[Collected data]
:::::

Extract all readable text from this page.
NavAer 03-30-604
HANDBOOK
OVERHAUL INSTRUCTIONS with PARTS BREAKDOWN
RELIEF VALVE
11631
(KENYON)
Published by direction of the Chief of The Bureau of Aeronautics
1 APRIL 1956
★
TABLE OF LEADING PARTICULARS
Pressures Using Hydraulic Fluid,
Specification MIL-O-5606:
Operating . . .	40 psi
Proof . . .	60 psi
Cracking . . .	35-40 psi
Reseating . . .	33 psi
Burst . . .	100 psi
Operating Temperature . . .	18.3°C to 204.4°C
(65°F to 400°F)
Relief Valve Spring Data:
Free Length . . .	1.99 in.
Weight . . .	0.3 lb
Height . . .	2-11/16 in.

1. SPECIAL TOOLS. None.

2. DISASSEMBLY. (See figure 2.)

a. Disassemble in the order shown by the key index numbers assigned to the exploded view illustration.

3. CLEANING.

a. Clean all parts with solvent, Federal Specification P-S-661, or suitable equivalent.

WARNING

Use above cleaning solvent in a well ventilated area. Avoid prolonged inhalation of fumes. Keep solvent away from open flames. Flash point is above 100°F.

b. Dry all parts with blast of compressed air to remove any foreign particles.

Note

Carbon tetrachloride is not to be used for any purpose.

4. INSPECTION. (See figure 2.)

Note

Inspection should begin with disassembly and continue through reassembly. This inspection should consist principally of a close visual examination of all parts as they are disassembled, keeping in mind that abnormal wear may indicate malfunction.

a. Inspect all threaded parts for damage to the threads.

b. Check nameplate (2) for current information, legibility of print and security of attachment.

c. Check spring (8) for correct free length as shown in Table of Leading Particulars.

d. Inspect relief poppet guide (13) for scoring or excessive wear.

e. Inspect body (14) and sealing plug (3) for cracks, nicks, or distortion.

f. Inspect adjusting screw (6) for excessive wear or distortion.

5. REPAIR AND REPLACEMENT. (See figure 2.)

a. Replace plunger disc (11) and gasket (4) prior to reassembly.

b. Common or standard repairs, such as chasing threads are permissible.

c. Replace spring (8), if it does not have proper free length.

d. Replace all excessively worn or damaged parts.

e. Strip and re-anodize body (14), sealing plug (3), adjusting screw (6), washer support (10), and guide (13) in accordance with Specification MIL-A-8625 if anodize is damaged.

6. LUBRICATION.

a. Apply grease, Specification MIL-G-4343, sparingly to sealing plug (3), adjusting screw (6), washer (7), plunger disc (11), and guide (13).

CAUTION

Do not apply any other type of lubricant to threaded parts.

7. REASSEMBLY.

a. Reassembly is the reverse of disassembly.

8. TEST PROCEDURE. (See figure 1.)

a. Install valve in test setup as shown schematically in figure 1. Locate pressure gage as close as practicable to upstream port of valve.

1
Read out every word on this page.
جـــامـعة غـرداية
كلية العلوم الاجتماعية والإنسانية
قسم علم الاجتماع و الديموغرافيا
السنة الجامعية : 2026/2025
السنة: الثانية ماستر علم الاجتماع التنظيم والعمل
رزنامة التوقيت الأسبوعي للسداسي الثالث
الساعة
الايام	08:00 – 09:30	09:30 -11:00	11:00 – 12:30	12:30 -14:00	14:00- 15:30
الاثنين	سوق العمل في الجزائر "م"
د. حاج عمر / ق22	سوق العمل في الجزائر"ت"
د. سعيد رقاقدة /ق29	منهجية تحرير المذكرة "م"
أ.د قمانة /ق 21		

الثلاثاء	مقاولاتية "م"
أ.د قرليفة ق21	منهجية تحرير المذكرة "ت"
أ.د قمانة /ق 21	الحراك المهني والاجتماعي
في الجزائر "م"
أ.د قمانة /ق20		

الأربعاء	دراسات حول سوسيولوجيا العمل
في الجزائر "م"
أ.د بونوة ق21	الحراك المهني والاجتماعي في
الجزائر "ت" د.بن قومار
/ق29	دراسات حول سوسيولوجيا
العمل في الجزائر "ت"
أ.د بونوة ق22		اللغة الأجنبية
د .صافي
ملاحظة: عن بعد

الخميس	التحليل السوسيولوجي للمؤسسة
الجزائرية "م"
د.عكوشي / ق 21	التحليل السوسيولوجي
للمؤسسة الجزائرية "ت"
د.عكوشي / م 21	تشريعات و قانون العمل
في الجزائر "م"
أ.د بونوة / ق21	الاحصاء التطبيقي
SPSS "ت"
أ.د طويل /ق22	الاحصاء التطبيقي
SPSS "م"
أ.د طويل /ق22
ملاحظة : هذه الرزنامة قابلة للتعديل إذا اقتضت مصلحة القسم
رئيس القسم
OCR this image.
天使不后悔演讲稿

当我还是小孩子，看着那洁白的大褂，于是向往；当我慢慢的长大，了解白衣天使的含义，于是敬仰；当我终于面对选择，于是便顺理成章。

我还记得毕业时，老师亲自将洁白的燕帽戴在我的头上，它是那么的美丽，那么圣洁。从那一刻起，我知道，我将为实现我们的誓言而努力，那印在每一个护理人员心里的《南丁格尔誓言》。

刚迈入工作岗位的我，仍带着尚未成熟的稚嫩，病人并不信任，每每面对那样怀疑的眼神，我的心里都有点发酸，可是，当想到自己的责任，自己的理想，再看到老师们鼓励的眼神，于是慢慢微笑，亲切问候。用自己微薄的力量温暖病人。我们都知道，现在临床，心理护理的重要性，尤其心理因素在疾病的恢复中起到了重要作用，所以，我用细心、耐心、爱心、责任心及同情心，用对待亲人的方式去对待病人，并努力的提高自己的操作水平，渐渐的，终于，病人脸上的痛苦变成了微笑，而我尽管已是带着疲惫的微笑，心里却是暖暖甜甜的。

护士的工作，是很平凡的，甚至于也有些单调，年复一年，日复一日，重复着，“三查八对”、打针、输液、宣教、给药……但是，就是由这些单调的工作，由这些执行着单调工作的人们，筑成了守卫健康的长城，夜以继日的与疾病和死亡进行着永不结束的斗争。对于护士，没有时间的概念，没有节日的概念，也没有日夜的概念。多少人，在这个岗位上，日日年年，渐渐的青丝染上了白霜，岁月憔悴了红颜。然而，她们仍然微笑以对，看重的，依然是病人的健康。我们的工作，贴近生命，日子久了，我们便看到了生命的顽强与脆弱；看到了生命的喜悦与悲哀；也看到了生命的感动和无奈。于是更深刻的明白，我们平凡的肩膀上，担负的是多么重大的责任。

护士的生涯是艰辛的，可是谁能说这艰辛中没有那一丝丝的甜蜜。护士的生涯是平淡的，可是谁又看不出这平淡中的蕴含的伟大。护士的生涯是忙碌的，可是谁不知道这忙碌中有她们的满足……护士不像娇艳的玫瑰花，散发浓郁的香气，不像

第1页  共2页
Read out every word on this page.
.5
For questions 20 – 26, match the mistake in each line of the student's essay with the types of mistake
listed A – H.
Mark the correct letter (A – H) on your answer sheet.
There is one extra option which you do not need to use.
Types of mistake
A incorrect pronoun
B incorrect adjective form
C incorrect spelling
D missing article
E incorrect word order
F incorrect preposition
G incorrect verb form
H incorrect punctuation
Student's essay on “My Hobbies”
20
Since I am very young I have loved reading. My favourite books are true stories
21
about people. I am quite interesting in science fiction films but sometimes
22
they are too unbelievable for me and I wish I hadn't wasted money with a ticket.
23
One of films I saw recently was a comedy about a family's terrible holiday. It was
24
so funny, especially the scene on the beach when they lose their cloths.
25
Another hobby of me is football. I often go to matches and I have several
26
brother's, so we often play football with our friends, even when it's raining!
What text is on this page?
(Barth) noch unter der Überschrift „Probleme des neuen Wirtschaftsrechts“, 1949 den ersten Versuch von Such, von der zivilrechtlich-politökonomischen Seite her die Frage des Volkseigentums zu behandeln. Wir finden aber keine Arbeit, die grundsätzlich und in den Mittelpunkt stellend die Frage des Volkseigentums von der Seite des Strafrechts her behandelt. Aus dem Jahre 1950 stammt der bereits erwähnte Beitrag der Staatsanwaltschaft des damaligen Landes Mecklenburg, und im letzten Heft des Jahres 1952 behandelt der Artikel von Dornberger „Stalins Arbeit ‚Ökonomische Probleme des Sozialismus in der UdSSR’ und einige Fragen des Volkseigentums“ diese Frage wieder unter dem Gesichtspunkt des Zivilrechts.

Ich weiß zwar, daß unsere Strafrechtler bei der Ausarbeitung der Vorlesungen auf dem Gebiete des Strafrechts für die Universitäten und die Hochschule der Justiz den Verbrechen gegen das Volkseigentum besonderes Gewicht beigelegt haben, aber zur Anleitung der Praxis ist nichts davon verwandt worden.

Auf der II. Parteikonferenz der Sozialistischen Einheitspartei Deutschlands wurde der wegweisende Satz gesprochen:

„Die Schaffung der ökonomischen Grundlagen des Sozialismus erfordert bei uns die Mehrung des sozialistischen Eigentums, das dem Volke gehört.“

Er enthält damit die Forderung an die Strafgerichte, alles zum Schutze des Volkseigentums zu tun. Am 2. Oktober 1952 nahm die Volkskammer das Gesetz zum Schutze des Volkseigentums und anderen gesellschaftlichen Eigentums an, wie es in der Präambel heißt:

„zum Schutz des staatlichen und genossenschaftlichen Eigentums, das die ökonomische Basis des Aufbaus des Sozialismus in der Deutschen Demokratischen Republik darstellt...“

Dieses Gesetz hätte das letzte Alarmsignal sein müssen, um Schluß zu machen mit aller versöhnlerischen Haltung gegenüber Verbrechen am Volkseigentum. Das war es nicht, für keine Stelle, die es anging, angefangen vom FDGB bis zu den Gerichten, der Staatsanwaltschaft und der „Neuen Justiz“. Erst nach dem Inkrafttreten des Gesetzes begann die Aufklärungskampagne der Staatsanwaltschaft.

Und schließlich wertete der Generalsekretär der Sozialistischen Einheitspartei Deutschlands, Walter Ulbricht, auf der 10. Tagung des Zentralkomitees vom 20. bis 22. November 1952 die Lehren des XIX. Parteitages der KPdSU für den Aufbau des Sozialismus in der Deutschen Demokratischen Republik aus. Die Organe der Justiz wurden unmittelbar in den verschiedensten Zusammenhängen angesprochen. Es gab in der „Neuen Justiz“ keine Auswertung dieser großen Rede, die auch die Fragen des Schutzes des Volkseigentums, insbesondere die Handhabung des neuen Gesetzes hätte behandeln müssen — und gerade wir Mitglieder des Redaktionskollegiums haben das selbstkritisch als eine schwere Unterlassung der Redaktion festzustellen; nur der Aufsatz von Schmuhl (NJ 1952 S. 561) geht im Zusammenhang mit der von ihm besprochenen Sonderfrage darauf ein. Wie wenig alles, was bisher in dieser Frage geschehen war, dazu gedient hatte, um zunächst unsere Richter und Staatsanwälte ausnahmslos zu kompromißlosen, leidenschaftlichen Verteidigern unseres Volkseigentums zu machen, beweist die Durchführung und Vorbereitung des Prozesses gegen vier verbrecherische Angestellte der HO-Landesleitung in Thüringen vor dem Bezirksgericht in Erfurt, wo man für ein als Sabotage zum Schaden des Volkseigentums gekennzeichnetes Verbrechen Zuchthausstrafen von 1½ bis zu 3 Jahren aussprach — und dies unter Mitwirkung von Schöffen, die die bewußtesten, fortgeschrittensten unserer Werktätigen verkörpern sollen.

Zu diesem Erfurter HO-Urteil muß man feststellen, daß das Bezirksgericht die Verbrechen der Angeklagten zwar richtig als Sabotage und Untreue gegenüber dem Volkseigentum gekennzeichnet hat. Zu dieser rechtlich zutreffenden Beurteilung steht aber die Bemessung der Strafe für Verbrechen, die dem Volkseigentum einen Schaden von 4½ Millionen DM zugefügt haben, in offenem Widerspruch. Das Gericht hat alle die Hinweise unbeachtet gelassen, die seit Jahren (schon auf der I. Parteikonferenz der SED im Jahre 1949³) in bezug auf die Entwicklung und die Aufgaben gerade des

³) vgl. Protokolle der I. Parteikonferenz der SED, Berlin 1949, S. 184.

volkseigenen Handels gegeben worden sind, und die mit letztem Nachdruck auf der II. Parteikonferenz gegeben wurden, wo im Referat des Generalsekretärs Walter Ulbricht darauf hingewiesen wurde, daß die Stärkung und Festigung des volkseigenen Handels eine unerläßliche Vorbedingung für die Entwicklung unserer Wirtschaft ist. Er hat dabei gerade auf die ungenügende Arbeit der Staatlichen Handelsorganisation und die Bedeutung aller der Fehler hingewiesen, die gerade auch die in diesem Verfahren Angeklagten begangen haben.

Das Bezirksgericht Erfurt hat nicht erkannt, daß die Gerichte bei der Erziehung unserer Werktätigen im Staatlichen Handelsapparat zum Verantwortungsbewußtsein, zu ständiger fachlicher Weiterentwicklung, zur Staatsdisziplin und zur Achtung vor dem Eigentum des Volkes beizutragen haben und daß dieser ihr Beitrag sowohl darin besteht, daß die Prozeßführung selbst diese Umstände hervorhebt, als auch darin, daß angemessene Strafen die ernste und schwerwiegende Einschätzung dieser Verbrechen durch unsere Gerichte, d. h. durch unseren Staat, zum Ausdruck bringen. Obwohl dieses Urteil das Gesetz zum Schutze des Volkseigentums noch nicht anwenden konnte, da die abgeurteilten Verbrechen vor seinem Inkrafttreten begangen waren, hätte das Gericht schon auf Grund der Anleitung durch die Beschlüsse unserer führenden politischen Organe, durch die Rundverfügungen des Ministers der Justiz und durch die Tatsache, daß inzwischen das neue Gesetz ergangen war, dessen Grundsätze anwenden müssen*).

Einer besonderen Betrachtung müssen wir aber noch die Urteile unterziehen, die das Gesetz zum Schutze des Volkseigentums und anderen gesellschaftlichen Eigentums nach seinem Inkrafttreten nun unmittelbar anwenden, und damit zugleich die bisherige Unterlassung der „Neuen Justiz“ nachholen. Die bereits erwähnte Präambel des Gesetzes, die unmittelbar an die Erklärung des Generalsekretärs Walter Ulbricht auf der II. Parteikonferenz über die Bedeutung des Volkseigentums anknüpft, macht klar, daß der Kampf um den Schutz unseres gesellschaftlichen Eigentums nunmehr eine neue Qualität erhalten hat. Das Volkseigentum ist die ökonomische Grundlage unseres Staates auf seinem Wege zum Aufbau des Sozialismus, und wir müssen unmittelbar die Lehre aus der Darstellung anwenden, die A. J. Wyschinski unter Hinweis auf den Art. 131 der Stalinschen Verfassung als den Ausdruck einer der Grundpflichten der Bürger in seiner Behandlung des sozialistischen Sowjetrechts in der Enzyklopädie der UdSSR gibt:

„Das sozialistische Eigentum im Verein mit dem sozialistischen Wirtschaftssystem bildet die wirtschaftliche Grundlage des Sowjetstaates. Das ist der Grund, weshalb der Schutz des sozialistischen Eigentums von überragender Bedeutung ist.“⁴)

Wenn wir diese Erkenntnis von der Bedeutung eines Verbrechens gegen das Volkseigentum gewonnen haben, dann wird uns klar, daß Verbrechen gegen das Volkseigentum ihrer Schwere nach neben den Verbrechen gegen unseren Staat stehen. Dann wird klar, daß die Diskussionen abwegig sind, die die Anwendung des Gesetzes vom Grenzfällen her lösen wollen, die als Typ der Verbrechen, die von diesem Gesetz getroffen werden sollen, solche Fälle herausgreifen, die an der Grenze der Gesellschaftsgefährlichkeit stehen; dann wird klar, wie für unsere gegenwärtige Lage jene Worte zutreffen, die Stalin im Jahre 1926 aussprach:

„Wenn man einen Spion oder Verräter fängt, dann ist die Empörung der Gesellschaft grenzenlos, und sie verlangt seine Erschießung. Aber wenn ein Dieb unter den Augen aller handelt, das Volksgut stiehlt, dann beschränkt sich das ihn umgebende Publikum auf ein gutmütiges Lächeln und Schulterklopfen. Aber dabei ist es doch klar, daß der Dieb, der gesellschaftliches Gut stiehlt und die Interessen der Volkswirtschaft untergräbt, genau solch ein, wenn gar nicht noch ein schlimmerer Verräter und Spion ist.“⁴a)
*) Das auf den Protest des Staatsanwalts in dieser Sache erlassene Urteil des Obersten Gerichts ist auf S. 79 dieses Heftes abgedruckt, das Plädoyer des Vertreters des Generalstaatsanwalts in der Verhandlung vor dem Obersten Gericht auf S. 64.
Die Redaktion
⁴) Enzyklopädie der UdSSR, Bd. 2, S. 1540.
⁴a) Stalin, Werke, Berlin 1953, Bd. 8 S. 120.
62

:::::

What this task involves: Collect the lines that hold "Berlin".

Problem solution:
³) vgl. Protokolle der I. Parteikonferenz der SED, Berlin 1949, S. 184.
⁴a) Stalin, Werke, Berlin 1953, Bd. 8 S. 120.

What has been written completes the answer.